Data records
>> BEGIN

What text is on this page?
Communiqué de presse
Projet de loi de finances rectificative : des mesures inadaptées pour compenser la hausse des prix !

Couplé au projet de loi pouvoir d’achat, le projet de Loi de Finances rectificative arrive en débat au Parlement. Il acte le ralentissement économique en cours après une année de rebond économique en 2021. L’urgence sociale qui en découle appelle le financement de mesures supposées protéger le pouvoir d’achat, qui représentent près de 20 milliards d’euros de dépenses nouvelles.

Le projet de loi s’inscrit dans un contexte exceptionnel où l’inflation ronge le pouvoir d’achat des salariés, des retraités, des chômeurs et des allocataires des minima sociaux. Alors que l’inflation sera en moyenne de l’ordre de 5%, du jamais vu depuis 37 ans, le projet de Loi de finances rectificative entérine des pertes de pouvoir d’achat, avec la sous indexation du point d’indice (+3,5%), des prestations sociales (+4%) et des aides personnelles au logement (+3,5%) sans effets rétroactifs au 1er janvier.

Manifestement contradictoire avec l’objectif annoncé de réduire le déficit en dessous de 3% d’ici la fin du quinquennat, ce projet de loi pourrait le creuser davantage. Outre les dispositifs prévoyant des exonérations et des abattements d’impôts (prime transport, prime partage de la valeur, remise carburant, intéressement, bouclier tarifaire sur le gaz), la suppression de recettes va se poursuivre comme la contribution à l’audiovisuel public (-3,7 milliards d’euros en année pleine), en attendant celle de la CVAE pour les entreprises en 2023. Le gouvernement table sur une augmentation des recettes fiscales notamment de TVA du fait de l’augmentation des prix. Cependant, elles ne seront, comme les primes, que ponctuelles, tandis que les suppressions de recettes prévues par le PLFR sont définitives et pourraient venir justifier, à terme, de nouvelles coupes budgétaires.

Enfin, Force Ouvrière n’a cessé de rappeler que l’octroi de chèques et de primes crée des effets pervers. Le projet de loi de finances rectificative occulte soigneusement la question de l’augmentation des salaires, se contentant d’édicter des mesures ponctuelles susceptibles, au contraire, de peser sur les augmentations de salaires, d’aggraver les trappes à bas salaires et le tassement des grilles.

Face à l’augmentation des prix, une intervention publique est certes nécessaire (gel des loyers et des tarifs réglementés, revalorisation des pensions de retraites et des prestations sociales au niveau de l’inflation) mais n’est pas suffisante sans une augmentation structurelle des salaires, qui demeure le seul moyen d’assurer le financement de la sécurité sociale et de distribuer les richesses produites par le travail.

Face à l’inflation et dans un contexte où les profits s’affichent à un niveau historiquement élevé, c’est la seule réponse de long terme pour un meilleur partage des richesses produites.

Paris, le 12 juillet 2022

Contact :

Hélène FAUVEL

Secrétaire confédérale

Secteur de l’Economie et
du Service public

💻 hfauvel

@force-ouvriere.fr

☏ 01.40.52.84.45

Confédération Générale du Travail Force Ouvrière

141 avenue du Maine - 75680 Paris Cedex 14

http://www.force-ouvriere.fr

>> END

## GOAL:
Identify each line in the records above containing the word "primes"; copy those lines.

## ANSWER FOR THE TASK:
Manifestement contradictoire avec l’objectif annoncé de réduire le déficit en dessous de 3% d’ici la fin du quinquennat, ce projet de loi pourrait le creuser davantage. Outre les dispositifs prévoyant des exonérations et des abattements d’impôts (prime transport, prime partage de la valeur, remise carburant, intéressement, bouclier tarifaire sur le gaz), la suppression de recettes va se poursuivre comme la contribution à l’audiovisuel public (-3,7 milliards d’euros en année pleine), en attendant celle de la CVAE pour les entreprises en 2023. Le gouvernement table sur une augmentation des recettes fiscales notamment de TVA du fait de l’augmentation des prix. Cependant, elles ne seront, comme les primes, que ponctuelles, tandis que les suppressions de recettes prévues par le PLFR sont définitives et pourraient venir justifier, à terme, de nouvelles coupes budgétaires.
Enfin, Force Ouvrière n’a cessé de rappeler que l’octroi de chèques et de primes crée des effets pervers. Le projet de loi de finances rectificative occulte soigneusement la question de l’augmentation des salaires, se contentant d’édicter des mesures ponctuelles susceptibles, au contraire, de peser sur les augmentations de salaires, d’aggraver les trappes à bas salaires et le tassement des grilles.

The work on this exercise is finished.